▶ **Your instructions**
Return the listing below in full, with every line exactly as it is.

▶ **Items**
[Start]

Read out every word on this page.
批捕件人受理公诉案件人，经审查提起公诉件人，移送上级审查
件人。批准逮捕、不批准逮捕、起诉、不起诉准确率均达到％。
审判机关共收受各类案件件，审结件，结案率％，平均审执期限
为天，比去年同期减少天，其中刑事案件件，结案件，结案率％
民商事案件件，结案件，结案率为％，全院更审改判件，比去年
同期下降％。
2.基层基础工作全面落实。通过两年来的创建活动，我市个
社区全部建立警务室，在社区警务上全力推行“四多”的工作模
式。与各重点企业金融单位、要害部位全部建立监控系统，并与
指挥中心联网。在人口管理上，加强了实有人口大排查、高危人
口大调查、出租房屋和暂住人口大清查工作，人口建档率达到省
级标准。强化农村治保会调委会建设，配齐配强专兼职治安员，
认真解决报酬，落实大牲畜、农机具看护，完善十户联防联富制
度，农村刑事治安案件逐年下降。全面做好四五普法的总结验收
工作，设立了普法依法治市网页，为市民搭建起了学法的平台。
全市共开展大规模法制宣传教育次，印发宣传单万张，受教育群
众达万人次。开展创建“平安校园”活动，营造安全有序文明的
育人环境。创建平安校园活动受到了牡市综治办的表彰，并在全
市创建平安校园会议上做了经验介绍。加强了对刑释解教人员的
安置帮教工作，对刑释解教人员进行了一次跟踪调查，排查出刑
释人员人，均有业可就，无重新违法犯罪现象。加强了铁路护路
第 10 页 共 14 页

[End]

▶ **Task output**
Read out every word on this page.
批捕件人受理公诉案件人，经审查提起公诉件人，移送上级审查
件人。批准逮捕、不批准逮捕、起诉、不起诉准确率均达到％。
审判机关共收受各类案件件，审结件，结案率％，平均审执期限
为天，比去年同期减少天，其中刑事案件件，结案件，结案率％
民商事案件件，结案件，结案率为％，全院更审改判件，比去年
同期下降％。
2.基层基础工作全面落实。通过两年来的创建活动，我市个
社区全部建立警务室，在社区警务上全力推行“四多”的工作模
式。与各重点企业金融单位、要害部位全部建立监控系统，并与
指挥中心联网。在人口管理上，加强了实有人口大排查、高危人
口大调查、出租房屋和暂住人口大清查工作，人口建档率达到省
级标准。强化农村治保会调委会建设，配齐配强专兼职治安员，
认真解决报酬，落实大牲畜、农机具看护，完善十户联防联富制
度，农村刑事治安案件逐年下降。全面做好四五普法的总结验收
工作，设立了普法依法治市网页，为市民搭建起了学法的平台。
全市共开展大规模法制宣传教育次，印发宣传单万张，受教育群
众达万人次。开展创建“平安校园”活动，营造安全有序文明的
育人环境。创建平安校园活动受到了牡市综治办的表彰，并在全
市创建平安校园会议上做了经验介绍。加强了对刑释解教人员的
安置帮教工作，对刑释解教人员进行了一次跟踪调查，排查出刑
释人员人，均有业可就，无重新违法犯罪现象。加强了铁路护路
第 10 页 共 14 页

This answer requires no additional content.